• [TO BE DONE]:
In the entries below, find every line with "triangle" and copy it.
┌──
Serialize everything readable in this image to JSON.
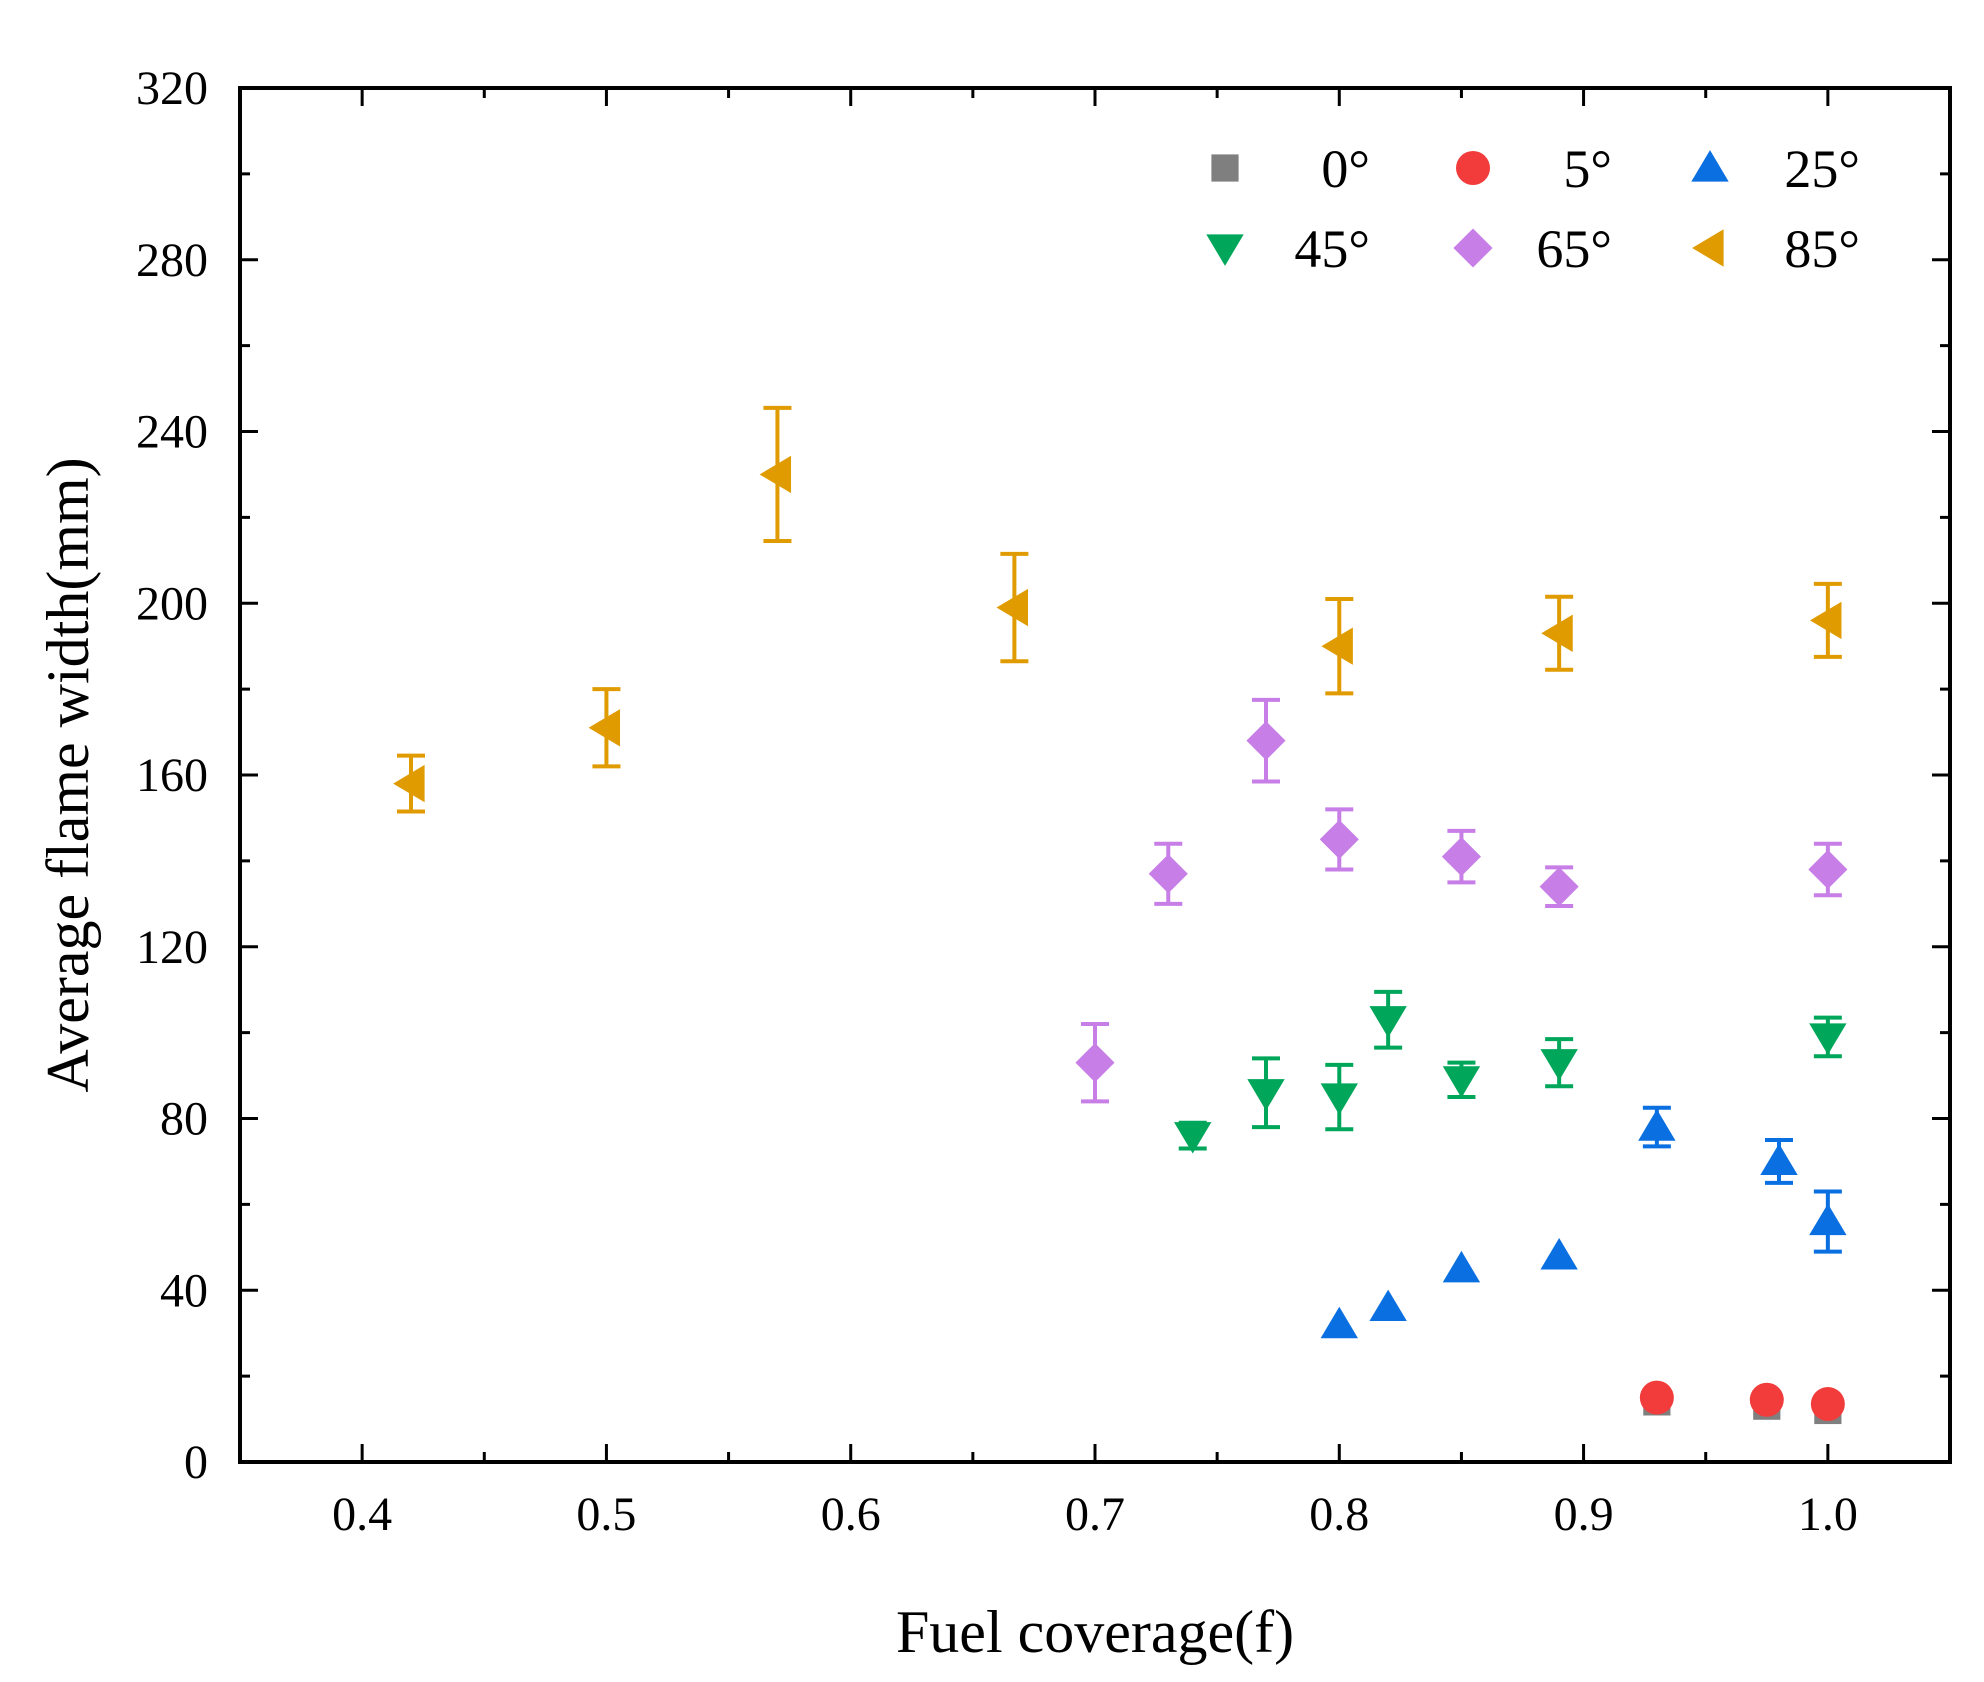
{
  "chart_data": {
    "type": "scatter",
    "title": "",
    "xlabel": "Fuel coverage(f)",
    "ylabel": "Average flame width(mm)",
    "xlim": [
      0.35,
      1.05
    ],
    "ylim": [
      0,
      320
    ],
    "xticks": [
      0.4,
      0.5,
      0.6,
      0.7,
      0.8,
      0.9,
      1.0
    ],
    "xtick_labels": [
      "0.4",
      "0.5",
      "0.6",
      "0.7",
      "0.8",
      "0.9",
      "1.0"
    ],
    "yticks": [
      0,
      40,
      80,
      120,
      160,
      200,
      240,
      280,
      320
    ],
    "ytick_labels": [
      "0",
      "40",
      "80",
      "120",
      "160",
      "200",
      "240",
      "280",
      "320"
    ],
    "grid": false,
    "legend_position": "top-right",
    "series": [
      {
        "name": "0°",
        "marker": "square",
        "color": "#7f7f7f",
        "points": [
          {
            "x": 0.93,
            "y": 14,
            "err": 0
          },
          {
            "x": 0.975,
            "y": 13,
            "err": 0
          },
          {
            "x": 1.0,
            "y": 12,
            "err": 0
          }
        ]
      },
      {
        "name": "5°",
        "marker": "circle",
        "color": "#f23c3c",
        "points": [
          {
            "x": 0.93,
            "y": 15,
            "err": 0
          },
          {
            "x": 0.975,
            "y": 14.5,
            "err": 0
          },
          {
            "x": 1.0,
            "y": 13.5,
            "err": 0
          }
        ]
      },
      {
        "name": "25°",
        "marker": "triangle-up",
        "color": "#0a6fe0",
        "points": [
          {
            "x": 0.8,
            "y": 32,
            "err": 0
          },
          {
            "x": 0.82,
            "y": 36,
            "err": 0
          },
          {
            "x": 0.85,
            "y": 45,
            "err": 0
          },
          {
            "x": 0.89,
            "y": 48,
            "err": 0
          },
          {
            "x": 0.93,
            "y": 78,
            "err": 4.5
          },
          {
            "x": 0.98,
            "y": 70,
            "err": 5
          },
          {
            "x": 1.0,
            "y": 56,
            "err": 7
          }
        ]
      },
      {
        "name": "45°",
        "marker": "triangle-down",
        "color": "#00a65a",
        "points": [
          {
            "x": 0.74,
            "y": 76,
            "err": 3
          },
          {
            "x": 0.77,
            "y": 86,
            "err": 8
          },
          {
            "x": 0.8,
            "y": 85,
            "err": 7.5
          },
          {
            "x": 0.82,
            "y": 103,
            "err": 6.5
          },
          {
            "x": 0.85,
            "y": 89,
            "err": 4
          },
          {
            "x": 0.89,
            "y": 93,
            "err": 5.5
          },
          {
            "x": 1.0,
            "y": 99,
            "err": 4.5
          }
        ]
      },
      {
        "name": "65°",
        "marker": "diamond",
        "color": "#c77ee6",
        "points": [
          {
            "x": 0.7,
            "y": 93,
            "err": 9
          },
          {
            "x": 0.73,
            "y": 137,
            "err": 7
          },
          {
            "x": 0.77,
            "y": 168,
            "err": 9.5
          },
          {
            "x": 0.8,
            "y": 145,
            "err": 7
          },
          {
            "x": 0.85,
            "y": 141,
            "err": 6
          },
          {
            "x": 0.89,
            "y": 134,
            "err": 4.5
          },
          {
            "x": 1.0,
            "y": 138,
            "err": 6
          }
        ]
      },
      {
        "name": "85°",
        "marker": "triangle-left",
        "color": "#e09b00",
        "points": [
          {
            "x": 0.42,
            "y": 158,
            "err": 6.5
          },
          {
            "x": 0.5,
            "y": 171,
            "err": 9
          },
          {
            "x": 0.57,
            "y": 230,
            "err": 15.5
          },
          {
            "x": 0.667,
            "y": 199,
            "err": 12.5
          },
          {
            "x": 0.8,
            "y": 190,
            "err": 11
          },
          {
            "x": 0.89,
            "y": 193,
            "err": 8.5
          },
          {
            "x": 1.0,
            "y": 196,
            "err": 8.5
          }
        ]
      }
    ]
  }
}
└──
• [WRITTEN REPLY]:
        "marker": "triangle-up",
        "marker": "triangle-down",
        "marker": "triangle-left",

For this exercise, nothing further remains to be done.